▸ Source data:
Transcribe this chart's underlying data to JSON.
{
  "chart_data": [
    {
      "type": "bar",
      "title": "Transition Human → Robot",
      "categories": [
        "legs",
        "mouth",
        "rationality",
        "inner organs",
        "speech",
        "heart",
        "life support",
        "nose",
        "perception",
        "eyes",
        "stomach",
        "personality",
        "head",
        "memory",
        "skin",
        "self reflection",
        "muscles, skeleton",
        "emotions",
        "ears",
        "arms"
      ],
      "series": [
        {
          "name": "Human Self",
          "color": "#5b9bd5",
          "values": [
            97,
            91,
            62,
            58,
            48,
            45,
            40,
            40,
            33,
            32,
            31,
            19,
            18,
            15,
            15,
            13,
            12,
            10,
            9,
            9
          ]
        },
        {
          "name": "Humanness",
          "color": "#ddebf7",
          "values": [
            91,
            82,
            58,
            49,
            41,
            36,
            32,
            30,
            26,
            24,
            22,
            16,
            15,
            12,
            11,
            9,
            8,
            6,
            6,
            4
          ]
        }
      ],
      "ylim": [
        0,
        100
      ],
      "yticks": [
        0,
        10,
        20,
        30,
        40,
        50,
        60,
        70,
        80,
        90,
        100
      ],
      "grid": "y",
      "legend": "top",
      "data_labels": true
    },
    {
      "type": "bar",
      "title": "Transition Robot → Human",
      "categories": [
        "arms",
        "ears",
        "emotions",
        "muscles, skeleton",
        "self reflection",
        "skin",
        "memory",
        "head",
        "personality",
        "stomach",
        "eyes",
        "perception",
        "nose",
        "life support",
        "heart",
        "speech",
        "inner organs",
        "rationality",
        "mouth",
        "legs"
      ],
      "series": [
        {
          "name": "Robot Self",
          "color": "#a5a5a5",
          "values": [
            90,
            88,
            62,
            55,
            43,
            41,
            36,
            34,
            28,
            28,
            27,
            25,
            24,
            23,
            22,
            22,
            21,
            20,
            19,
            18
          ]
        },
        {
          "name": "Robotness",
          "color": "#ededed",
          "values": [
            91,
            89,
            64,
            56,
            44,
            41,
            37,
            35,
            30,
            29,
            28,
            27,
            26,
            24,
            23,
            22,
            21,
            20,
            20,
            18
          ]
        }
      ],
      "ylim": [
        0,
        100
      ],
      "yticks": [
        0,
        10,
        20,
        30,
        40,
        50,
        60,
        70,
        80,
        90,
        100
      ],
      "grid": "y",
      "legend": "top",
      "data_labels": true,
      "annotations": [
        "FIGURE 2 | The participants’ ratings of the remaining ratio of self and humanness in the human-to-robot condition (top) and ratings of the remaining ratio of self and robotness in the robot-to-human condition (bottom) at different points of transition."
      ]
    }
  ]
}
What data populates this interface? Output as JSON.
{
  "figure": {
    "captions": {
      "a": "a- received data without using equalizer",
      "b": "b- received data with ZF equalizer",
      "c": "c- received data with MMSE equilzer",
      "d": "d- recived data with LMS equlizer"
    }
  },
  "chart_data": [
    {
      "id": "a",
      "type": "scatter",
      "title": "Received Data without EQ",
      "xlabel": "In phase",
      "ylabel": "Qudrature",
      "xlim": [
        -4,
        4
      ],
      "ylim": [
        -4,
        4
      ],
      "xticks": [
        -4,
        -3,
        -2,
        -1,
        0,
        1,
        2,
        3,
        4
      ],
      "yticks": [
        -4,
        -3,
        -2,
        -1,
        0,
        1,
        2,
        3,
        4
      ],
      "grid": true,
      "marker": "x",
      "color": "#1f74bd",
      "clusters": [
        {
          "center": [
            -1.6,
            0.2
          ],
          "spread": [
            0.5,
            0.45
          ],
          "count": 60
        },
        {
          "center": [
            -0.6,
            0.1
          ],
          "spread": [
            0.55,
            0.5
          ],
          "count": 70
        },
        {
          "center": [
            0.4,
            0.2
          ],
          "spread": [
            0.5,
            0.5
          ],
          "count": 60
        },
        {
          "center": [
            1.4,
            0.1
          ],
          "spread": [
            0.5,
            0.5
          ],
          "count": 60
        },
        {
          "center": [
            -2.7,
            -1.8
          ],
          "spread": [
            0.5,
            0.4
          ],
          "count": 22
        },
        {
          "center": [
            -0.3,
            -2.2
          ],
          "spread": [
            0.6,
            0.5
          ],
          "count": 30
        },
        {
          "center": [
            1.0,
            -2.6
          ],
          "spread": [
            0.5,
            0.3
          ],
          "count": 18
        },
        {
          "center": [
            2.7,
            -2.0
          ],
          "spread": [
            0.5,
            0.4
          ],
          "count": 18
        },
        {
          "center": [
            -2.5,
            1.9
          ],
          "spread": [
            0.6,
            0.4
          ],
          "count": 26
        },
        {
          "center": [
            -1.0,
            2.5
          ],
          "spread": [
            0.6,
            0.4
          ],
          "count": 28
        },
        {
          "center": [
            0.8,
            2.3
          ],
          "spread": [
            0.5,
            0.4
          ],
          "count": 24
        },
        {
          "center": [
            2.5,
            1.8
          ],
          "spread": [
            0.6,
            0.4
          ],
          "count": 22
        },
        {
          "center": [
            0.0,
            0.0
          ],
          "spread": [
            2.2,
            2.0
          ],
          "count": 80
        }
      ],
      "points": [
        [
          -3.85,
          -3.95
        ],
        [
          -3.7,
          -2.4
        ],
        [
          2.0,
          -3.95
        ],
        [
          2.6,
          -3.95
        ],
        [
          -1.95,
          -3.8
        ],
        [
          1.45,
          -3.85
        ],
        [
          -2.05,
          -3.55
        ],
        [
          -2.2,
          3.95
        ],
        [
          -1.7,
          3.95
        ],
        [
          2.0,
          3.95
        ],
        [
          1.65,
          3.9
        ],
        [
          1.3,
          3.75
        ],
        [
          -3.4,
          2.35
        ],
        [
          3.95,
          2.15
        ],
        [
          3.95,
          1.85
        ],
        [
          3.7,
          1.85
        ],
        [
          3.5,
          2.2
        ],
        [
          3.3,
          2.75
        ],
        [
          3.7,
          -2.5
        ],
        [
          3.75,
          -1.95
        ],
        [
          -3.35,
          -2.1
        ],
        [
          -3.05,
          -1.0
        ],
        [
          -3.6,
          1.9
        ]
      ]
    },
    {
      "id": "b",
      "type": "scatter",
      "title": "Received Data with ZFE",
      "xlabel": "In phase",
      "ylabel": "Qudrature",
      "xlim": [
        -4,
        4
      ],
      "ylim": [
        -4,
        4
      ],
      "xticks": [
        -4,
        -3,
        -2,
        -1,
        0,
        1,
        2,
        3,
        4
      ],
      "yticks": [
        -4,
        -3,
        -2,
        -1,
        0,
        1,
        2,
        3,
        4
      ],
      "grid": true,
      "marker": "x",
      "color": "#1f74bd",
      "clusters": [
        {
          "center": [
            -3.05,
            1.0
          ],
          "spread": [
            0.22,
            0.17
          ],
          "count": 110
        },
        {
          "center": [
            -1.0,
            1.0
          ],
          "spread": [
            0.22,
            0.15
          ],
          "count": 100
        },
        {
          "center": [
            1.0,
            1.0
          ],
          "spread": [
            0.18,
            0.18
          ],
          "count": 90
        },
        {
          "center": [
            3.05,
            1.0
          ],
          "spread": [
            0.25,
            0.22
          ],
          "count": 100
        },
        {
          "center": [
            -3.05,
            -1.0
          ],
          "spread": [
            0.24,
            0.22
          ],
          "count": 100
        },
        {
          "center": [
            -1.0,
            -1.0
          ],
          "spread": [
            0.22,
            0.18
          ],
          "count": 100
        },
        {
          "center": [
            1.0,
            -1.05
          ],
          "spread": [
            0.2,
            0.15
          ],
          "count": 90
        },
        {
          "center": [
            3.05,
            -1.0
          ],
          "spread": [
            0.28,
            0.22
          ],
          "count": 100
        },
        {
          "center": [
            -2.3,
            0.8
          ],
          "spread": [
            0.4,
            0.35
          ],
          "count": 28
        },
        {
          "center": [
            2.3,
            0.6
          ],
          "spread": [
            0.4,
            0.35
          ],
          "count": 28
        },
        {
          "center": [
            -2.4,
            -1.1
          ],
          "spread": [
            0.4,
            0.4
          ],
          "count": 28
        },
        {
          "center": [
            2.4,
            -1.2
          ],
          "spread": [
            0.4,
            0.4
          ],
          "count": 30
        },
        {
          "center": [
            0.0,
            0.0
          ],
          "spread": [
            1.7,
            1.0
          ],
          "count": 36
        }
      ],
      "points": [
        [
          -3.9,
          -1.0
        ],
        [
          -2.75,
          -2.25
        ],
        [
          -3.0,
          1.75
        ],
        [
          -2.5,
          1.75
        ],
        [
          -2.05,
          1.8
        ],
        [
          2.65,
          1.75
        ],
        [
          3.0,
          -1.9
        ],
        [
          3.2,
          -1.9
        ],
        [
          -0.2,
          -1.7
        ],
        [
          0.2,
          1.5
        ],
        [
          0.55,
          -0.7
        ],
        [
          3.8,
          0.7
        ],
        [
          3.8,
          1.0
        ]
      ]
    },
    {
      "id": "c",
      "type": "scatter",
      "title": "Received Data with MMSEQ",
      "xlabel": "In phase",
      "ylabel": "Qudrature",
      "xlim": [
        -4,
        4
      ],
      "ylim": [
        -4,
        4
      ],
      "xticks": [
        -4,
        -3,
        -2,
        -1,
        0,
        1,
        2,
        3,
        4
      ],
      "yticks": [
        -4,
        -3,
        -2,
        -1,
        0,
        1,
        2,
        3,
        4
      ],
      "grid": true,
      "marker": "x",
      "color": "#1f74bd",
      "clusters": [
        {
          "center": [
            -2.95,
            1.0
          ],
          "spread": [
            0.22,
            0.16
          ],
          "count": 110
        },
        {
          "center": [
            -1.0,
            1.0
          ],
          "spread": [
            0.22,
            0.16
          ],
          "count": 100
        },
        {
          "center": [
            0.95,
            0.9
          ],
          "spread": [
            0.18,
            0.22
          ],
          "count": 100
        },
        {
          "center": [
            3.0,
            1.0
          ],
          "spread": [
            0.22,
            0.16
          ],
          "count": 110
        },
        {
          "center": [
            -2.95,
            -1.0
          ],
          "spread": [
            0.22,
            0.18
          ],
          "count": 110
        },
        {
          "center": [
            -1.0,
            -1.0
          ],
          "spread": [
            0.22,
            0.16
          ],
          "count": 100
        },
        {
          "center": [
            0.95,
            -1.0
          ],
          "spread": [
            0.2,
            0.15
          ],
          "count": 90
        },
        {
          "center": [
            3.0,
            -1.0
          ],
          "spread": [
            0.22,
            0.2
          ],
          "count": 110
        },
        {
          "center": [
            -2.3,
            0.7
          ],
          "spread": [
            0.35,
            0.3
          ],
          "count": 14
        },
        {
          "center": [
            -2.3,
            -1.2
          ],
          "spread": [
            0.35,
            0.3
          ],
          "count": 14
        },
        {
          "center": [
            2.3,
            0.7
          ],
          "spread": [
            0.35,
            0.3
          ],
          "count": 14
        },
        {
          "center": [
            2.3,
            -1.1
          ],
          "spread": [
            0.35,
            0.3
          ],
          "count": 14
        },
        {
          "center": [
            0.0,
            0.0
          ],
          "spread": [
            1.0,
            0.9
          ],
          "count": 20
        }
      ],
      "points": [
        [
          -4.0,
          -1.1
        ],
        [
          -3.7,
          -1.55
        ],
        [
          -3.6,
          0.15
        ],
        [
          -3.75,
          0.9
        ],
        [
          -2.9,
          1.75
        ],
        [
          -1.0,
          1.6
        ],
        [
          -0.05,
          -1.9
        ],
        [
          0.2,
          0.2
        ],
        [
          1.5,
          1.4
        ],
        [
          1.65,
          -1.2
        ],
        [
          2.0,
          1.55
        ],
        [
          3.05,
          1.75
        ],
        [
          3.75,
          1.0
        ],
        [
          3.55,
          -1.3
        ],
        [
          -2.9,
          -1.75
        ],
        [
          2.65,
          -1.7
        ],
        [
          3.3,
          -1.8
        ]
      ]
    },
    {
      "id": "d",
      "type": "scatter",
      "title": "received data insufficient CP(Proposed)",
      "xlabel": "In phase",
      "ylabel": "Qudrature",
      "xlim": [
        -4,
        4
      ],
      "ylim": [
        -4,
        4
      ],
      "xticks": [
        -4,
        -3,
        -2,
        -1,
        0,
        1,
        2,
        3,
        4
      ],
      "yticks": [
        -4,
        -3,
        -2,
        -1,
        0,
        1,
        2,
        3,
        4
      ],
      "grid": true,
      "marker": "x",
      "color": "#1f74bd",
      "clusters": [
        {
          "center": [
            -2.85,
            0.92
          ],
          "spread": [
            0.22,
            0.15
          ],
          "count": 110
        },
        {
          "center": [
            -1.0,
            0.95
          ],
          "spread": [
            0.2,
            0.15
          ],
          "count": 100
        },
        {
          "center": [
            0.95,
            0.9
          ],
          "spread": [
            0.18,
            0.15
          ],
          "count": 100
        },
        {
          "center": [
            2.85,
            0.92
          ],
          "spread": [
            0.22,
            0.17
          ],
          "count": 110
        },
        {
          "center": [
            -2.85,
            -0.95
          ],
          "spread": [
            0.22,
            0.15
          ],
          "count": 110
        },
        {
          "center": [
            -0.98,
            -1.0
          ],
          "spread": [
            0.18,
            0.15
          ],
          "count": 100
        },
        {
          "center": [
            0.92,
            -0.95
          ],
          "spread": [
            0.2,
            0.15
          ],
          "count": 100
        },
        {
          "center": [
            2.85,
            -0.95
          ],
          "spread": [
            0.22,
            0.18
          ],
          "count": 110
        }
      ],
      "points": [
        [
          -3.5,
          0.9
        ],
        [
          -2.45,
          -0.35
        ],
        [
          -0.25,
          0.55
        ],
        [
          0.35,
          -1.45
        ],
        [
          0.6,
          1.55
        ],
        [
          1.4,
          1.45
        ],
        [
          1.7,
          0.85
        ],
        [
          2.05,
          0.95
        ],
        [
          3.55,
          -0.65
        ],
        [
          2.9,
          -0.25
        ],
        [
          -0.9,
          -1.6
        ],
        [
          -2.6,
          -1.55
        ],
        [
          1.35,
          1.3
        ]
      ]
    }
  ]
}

▸ Directive: Looking at the data above, show all lines where the word "title" occurs.

▸ Answer for this exercise:
      "title": "Transition Human → Robot",
      "title": "Transition Robot → Human",
      "title": "Received Data without EQ",
      "title": "Received Data with ZFE",
      "title": "Received Data with MMSEQ",
      "title": "received data insufficient CP(Proposed)",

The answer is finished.